* _What you should do_:
Reproduce each record exactly.

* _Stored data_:
------------------------------

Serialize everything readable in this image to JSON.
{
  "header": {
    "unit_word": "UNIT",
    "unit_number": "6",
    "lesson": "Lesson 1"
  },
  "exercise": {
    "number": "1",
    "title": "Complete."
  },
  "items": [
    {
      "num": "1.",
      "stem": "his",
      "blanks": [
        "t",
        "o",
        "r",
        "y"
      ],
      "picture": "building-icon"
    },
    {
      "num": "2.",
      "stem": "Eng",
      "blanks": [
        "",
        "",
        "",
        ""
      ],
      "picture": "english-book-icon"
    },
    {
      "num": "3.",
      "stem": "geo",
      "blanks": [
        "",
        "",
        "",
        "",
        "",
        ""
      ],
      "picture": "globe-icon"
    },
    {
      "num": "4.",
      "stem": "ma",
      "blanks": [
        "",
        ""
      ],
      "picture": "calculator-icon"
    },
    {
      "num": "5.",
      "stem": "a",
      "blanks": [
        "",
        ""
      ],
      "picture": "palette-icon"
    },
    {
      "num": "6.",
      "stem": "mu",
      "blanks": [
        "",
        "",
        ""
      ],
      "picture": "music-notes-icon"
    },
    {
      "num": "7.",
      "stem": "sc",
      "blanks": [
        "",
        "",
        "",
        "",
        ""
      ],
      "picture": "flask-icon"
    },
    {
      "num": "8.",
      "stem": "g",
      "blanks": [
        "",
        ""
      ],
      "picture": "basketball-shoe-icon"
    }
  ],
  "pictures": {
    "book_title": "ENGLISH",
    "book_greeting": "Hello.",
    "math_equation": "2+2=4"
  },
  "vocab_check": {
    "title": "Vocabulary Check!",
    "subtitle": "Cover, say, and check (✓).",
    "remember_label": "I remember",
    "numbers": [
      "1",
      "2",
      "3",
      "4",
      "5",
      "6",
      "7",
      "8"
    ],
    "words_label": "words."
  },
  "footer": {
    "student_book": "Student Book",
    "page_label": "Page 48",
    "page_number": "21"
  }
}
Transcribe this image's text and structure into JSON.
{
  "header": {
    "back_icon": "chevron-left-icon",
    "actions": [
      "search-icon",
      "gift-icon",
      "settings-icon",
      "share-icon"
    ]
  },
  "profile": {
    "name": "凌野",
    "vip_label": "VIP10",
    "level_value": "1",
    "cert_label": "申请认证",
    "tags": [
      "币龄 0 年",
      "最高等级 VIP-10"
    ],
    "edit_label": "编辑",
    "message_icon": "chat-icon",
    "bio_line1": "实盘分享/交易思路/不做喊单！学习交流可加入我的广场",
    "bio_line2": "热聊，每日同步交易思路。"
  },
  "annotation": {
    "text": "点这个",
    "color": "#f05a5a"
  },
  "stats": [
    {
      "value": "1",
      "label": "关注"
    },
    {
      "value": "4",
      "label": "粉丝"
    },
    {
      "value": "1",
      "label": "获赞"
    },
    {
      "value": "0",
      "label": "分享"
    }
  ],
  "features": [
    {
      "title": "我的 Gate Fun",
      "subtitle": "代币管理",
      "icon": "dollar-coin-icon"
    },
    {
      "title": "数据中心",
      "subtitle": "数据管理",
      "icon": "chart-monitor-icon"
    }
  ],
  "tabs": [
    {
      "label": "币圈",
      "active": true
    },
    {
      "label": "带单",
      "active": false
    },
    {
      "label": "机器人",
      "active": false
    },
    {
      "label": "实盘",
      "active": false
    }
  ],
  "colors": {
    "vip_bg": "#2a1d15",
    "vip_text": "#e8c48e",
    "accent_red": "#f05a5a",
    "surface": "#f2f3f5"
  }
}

------------------------------

* _Response to this exercise_:
Serialize everything readable in this image to JSON.
{
  "header": {
    "unit_word": "UNIT",
    "unit_number": "6",
    "lesson": "Lesson 1"
  },
  "exercise": {
    "number": "1",
    "title": "Complete."
  },
  "items": [
    {
      "num": "1.",
      "stem": "his",
      "blanks": [
        "t",
        "o",
        "r",
        "y"
      ],
      "picture": "building-icon"
    },
    {
      "num": "2.",
      "stem": "Eng",
      "blanks": [
        "",
        "",
        "",
        ""
      ],
      "picture": "english-book-icon"
    },
    {
      "num": "3.",
      "stem": "geo",
      "blanks": [
        "",
        "",
        "",
        "",
        "",
        ""
      ],
      "picture": "globe-icon"
    },
    {
      "num": "4.",
      "stem": "ma",
      "blanks": [
        "",
        ""
      ],
      "picture": "calculator-icon"
    },
    {
      "num": "5.",
      "stem": "a",
      "blanks": [
        "",
        ""
      ],
      "picture": "palette-icon"
    },
    {
      "num": "6.",
      "stem": "mu",
      "blanks": [
        "",
        "",
        ""
      ],
      "picture": "music-notes-icon"
    },
    {
      "num": "7.",
      "stem": "sc",
      "blanks": [
        "",
        "",
        "",
        "",
        ""
      ],
      "picture": "flask-icon"
    },
    {
      "num": "8.",
      "stem": "g",
      "blanks": [
        "",
        ""
      ],
      "picture": "basketball-shoe-icon"
    }
  ],
  "pictures": {
    "book_title": "ENGLISH",
    "book_greeting": "Hello.",
    "math_equation": "2+2=4"
  },
  "vocab_check": {
    "title": "Vocabulary Check!",
    "subtitle": "Cover, say, and check (✓).",
    "remember_label": "I remember",
    "numbers": [
      "1",
      "2",
      "3",
      "4",
      "5",
      "6",
      "7",
      "8"
    ],
    "words_label": "words."
  },
  "footer": {
    "student_book": "Student Book",
    "page_label": "Page 48",
    "page_number": "21"
  }
}
Transcribe this image's text and structure into JSON.
{
  "header": {
    "back_icon": "chevron-left-icon",
    "actions": [
      "search-icon",
      "gift-icon",
      "settings-icon",
      "share-icon"
    ]
  },
  "profile": {
    "name": "凌野",
    "vip_label": "VIP10",
    "level_value": "1",
    "cert_label": "申请认证",
    "tags": [
      "币龄 0 年",
      "最高等级 VIP-10"
    ],
    "edit_label": "编辑",
    "message_icon": "chat-icon",
    "bio_line1": "实盘分享/交易思路/不做喊单！学习交流可加入我的广场",
    "bio_line2": "热聊，每日同步交易思路。"
  },
  "annotation": {
    "text": "点这个",
    "color": "#f05a5a"
  },
  "stats": [
    {
      "value": "1",
      "label": "关注"
    },
    {
      "value": "4",
      "label": "粉丝"
    },
    {
      "value": "1",
      "label": "获赞"
    },
    {
      "value": "0",
      "label": "分享"
    }
  ],
  "features": [
    {
      "title": "我的 Gate Fun",
      "subtitle": "代币管理",
      "icon": "dollar-coin-icon"
    },
    {
      "title": "数据中心",
      "subtitle": "数据管理",
      "icon": "chart-monitor-icon"
    }
  ],
  "tabs": [
    {
      "label": "币圈",
      "active": true
    },
    {
      "label": "带单",
      "active": false
    },
    {
      "label": "机器人",
      "active": false
    },
    {
      "label": "实盘",
      "active": false
    }
  ],
  "colors": {
    "vip_bg": "#2a1d15",
    "vip_text": "#e8c48e",
    "accent_red": "#f05a5a",
    "surface": "#f2f3f5"
  }
}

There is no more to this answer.